Say how many lines contain "Pembrolizumab"; the answer is the number alone.

[Dataset listings of figures]
·····
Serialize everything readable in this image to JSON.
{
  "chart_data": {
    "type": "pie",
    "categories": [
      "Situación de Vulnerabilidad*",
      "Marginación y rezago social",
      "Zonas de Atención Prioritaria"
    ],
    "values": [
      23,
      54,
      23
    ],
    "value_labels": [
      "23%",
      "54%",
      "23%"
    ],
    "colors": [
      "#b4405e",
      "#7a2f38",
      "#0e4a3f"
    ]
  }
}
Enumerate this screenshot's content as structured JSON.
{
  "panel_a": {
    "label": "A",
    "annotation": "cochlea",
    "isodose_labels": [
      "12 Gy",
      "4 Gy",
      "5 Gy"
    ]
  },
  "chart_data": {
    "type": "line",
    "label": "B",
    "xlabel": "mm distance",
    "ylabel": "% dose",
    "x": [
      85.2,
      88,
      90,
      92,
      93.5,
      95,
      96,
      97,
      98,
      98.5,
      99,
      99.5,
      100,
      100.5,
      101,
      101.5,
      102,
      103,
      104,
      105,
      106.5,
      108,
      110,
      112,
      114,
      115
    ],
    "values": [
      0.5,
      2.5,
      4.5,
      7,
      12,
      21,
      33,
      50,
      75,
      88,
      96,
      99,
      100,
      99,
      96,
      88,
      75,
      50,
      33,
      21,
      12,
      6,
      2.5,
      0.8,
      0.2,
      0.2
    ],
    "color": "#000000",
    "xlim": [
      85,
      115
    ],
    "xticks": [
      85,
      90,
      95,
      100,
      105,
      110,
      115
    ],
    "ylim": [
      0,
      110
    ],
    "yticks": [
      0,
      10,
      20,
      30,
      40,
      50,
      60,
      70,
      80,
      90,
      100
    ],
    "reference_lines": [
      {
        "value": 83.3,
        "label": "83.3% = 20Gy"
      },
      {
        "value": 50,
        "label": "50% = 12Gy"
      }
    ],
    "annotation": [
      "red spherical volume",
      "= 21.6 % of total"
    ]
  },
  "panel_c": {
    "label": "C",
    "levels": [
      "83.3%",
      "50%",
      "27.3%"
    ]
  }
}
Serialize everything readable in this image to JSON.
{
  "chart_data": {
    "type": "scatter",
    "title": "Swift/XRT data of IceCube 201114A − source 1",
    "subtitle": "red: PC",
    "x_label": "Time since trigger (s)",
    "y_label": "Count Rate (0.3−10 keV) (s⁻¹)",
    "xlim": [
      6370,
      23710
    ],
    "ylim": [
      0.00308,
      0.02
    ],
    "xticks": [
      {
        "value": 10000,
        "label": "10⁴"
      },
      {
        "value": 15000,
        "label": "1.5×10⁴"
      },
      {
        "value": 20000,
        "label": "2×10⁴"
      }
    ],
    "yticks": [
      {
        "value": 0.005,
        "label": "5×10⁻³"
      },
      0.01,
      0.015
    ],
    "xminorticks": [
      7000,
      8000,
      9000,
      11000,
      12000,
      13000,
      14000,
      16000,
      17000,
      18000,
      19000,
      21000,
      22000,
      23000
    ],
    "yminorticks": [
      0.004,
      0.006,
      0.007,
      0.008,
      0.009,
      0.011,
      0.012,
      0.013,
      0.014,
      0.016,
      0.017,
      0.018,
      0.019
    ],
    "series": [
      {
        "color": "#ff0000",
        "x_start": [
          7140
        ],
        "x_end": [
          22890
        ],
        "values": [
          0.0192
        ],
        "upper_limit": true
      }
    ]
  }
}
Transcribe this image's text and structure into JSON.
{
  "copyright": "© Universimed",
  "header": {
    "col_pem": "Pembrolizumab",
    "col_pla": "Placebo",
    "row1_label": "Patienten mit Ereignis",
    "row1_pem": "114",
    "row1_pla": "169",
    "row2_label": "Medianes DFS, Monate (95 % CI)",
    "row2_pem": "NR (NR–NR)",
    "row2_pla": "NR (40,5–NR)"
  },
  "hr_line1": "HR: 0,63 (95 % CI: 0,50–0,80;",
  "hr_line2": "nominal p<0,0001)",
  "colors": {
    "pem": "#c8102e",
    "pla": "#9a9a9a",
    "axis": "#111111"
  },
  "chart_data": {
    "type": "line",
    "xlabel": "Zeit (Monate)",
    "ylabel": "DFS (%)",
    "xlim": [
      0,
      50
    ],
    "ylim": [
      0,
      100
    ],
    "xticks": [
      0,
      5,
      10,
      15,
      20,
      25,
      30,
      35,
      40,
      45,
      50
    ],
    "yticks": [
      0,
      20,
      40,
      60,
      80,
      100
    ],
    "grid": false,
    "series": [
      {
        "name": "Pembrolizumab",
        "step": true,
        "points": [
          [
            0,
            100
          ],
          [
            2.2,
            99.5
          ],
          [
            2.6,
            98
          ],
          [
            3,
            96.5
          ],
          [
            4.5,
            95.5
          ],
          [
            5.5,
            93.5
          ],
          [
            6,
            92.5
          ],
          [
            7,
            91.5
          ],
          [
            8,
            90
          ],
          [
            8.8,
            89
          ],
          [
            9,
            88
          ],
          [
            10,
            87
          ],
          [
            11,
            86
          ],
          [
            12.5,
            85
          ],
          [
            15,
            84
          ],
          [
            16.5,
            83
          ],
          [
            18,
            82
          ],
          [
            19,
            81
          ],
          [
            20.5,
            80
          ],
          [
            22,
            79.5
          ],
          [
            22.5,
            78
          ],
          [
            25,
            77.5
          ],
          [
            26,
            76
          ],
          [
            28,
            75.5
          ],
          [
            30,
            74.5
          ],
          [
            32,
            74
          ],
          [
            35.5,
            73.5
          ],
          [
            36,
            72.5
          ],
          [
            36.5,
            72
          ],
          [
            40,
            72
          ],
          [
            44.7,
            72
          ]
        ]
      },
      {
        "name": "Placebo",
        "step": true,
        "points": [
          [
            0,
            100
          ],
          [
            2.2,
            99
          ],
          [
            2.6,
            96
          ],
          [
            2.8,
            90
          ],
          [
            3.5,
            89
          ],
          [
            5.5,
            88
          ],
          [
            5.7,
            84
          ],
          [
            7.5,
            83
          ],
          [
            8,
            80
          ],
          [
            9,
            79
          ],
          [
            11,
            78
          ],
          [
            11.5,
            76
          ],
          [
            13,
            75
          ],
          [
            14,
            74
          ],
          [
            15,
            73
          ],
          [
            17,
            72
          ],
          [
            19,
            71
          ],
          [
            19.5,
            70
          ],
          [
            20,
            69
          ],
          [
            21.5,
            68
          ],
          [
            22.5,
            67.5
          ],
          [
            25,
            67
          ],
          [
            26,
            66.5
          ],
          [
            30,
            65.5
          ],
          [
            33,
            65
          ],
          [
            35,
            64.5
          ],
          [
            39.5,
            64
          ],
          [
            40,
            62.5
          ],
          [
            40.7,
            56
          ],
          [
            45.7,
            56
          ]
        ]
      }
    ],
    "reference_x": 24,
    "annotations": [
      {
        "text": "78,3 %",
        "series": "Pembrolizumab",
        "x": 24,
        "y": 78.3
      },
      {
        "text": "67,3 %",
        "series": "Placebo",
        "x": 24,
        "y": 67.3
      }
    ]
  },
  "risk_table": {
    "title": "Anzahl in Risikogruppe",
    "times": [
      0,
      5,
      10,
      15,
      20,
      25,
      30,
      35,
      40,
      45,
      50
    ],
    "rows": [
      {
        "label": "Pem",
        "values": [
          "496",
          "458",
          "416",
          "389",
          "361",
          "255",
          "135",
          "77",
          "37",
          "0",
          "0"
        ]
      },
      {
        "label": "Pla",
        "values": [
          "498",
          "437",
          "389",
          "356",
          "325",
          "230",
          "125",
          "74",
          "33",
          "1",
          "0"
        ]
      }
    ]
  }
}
·····
Solution for this exercise >> 3